▸ **WHAT IS EXPECTED**
Search the records below for the word "maladies". Pull out each line that has it.

begin MATERIAL TO PROCESS

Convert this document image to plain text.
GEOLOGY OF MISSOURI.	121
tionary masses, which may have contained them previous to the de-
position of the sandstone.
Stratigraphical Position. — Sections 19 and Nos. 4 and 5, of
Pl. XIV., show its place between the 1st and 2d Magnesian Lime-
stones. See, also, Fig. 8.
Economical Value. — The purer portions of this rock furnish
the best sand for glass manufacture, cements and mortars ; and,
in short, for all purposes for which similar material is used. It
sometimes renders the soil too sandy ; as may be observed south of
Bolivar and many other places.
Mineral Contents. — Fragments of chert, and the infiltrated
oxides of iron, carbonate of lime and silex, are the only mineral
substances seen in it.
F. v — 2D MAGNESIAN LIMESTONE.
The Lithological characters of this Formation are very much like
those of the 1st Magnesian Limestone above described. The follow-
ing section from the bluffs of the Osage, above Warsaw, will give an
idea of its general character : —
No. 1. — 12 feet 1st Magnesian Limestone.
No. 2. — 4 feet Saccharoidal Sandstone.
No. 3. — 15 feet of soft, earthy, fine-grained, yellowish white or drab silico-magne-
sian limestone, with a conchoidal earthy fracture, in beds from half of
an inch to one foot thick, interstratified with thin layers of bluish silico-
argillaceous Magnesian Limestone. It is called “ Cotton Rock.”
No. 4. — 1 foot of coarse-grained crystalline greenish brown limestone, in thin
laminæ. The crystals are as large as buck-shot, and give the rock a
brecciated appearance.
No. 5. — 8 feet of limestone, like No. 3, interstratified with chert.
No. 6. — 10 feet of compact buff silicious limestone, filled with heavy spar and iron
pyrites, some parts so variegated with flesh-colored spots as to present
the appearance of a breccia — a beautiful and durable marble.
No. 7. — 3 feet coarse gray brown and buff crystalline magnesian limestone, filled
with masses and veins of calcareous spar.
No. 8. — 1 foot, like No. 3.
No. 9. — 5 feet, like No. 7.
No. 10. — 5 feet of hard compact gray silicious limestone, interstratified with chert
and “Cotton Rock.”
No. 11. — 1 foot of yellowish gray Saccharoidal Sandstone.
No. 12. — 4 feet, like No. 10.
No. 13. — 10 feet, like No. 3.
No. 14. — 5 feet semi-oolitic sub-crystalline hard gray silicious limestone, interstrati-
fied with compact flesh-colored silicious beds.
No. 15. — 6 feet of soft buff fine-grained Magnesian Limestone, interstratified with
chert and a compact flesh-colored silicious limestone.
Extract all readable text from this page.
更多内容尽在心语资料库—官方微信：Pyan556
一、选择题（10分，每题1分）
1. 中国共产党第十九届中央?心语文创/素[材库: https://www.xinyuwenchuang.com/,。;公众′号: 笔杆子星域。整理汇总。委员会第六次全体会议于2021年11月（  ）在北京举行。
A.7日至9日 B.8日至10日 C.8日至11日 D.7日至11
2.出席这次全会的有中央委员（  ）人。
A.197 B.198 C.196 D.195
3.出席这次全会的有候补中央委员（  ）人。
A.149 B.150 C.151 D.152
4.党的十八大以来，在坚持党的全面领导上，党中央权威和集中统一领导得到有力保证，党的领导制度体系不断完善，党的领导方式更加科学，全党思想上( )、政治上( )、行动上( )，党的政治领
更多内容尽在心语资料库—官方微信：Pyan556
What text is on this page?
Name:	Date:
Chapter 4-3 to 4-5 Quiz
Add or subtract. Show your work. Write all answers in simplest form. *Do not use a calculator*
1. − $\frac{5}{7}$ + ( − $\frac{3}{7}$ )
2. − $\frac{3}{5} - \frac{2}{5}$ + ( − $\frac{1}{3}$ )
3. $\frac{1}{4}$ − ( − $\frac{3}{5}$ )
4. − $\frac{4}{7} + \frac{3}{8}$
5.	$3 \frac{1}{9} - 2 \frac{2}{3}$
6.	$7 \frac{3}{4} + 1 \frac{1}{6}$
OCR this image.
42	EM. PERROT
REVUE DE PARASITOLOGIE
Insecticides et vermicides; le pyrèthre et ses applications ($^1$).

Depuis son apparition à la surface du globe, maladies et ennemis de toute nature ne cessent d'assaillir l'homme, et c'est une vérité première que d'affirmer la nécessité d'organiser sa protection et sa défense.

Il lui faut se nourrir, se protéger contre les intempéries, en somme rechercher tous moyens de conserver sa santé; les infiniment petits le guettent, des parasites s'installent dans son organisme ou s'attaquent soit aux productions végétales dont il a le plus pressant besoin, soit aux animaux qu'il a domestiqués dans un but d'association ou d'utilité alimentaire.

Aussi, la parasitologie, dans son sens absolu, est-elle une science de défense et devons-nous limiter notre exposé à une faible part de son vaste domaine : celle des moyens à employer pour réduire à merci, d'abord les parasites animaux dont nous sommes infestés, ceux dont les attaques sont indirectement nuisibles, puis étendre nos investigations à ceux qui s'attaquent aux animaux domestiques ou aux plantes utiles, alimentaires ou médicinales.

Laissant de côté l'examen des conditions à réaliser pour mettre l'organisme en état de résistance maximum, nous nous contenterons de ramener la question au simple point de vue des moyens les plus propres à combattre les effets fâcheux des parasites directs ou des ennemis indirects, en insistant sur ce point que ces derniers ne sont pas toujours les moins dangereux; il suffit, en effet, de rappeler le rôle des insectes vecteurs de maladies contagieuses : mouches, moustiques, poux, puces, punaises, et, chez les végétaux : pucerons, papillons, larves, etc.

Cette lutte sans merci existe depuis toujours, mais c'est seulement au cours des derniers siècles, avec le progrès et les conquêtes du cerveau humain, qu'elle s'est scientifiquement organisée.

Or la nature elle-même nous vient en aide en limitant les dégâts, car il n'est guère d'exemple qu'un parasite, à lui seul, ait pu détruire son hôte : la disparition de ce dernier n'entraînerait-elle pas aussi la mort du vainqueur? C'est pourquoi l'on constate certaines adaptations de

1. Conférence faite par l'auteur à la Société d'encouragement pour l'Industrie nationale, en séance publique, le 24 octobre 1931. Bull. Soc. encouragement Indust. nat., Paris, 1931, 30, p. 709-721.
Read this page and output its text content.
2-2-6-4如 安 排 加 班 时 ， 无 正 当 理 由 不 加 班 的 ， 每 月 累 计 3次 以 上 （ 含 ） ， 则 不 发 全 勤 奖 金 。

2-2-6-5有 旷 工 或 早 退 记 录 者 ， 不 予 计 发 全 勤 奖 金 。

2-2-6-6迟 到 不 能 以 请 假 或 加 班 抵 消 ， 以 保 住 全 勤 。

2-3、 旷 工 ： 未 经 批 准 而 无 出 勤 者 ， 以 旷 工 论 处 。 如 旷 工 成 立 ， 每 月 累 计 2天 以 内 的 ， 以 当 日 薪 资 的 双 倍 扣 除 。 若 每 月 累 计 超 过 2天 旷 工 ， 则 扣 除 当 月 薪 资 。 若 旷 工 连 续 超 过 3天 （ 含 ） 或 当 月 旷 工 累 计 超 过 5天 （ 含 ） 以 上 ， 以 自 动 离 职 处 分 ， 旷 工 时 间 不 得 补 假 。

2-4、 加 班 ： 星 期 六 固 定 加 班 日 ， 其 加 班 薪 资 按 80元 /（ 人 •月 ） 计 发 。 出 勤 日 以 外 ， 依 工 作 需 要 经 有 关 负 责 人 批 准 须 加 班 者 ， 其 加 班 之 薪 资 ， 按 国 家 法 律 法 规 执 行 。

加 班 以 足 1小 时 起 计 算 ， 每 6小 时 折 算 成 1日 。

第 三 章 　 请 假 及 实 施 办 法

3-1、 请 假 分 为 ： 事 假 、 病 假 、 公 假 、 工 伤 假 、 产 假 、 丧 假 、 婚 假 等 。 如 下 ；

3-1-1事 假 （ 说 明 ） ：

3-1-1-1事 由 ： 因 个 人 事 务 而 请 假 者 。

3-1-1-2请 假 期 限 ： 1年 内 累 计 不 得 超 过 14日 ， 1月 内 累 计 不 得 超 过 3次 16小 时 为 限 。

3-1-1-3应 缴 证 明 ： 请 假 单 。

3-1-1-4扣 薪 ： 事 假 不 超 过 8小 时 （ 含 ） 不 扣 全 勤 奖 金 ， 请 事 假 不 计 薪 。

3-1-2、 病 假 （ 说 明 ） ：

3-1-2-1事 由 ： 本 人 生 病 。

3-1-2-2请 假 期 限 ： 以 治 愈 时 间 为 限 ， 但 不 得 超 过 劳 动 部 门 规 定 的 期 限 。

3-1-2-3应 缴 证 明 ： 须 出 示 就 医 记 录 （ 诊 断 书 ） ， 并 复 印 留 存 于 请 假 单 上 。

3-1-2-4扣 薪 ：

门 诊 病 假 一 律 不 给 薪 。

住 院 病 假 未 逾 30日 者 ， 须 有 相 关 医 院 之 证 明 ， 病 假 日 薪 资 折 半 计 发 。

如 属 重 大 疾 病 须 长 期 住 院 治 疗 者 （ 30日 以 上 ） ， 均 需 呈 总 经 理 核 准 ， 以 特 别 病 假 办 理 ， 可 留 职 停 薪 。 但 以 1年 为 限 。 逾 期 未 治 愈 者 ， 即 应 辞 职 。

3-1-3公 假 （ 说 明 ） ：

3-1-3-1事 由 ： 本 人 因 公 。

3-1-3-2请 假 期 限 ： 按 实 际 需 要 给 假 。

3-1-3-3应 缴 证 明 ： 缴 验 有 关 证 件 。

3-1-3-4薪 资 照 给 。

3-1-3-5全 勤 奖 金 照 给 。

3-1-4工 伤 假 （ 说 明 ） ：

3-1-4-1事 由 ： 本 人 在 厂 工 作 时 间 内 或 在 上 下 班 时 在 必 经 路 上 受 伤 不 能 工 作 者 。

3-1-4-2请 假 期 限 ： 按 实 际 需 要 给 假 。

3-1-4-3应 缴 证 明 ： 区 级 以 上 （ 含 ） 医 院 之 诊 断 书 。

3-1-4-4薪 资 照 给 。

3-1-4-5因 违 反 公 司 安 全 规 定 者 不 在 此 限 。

end MATERIAL TO PROCESS

▸ **RIGHT ANSWER**
Depuis son apparition à la surface du globe, maladies et ennemis de toute nature ne cessent d'assaillir l'homme, et c'est une vérité première que d'affirmer la nécessité d'organiser sa protection et sa défense.
Laissant de côté l'examen des conditions à réaliser pour mettre l'organisme en état de résistance maximum, nous nous contenterons de ramener la question au simple point de vue des moyens les plus propres à combattre les effets fâcheux des parasites directs ou des ennemis indirects, en insistant sur ce point que ces derniers ne sont pas toujours les moins dangereux; il suffit, en effet, de rappeler le rôle des insectes vecteurs de maladies contagieuses : mouches, moustiques, poux, puces, punaises, et, chez les végétaux : pucerons, papillons, larves, etc.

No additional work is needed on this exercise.